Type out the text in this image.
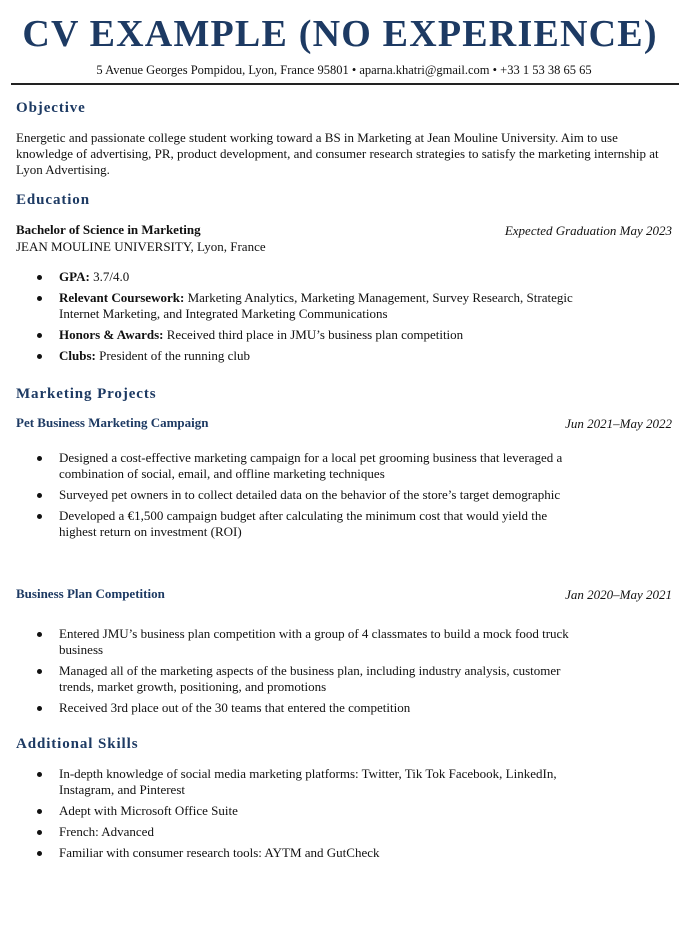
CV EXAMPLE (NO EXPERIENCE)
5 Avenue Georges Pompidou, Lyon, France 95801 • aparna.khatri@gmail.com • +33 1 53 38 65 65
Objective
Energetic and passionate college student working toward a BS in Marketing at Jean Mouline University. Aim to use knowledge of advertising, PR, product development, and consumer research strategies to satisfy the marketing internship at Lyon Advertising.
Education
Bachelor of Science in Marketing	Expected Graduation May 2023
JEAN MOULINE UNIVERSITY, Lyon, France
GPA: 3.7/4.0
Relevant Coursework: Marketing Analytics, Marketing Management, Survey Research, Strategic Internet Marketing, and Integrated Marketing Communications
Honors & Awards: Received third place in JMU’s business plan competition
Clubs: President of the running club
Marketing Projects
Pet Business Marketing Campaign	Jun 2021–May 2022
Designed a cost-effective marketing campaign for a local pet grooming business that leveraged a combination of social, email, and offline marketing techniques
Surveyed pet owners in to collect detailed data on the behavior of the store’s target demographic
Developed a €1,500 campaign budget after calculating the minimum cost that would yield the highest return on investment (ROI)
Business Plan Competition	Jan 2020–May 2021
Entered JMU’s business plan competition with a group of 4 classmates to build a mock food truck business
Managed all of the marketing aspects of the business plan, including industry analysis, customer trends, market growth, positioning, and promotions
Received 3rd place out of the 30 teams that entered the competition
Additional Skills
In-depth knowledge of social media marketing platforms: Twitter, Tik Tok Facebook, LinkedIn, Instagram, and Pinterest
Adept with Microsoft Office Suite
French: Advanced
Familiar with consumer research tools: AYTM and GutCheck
⁂
* [WHAT THIS TASK INVOLVES]: Counting only lines of the data above that hold "with", report the total and nothing else.

* [FINISHED EXERCISE]: 3